**Task prompt**
Please copy the items word for word, from the start of the items up to and including the line that contains "y-tick-label: 250: [74, 273, 94, 287]".

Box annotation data
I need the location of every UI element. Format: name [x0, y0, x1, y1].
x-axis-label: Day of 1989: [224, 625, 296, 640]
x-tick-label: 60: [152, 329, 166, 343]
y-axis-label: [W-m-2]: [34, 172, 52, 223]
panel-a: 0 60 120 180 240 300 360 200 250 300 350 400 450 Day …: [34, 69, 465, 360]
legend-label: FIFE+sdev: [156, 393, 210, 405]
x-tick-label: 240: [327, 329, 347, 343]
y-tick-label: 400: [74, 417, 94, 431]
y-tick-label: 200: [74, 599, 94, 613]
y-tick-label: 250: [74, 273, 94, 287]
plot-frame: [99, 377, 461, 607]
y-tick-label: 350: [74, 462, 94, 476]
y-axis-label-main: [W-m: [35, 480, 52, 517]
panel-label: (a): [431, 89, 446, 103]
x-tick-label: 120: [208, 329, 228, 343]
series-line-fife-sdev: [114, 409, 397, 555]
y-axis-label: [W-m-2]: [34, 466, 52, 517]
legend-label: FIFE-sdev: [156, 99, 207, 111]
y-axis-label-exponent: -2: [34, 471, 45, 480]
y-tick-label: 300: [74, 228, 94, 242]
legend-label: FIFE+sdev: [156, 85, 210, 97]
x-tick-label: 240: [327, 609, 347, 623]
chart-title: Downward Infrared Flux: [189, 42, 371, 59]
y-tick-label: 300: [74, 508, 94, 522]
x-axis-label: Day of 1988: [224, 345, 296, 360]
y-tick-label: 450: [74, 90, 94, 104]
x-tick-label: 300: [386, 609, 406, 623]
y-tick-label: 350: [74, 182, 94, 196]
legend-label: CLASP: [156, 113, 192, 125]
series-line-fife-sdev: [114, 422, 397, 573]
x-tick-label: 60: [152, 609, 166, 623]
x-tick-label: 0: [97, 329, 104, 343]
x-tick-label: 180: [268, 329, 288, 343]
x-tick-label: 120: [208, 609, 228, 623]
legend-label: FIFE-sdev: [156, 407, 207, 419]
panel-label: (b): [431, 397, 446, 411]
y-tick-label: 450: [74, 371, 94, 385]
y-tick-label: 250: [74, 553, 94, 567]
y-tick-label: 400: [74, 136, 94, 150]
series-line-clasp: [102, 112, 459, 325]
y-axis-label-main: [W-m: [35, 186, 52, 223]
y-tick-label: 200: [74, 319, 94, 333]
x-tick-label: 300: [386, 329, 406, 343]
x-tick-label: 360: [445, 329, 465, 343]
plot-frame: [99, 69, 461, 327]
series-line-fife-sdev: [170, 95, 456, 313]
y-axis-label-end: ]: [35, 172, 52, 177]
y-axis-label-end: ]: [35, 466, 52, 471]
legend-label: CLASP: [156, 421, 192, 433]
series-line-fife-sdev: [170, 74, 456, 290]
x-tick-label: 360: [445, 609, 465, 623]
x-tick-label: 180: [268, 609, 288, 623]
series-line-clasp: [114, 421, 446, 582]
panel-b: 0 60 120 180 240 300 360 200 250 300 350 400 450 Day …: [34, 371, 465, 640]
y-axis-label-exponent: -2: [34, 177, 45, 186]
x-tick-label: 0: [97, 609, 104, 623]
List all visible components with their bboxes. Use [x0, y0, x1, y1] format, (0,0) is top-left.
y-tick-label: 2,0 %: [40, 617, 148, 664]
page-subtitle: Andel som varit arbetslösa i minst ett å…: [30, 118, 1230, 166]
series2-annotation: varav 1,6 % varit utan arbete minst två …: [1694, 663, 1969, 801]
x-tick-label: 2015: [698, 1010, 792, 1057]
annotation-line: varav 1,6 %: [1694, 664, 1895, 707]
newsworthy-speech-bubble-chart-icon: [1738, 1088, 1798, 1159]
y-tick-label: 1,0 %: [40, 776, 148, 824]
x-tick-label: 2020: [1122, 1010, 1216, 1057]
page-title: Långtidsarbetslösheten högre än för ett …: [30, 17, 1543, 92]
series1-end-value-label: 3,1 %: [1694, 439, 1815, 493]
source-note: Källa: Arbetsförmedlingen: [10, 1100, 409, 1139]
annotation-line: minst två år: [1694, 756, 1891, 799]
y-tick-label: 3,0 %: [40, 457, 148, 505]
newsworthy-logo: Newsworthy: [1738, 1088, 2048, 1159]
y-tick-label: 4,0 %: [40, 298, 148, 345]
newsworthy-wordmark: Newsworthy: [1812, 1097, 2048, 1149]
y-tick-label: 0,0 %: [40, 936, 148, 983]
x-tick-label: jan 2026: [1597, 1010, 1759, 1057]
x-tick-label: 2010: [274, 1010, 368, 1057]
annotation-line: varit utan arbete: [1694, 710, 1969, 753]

**Correct answer**
I need the location of every UI element. Format: name [x0, y0, x1, y1].
x-axis-label: Day of 1989: [224, 625, 296, 640]
x-tick-label: 60: [152, 329, 166, 343]
y-axis-label: [W-m-2]: [34, 172, 52, 223]
panel-a: 0 60 120 180 240 300 360 200 250 300 350 400 450 Day …: [34, 69, 465, 360]
legend-label: FIFE+sdev: [156, 393, 210, 405]
x-tick-label: 240: [327, 329, 347, 343]
y-tick-label: 400: [74, 417, 94, 431]
y-tick-label: 200: [74, 599, 94, 613]
y-tick-label: 250: [74, 273, 94, 287]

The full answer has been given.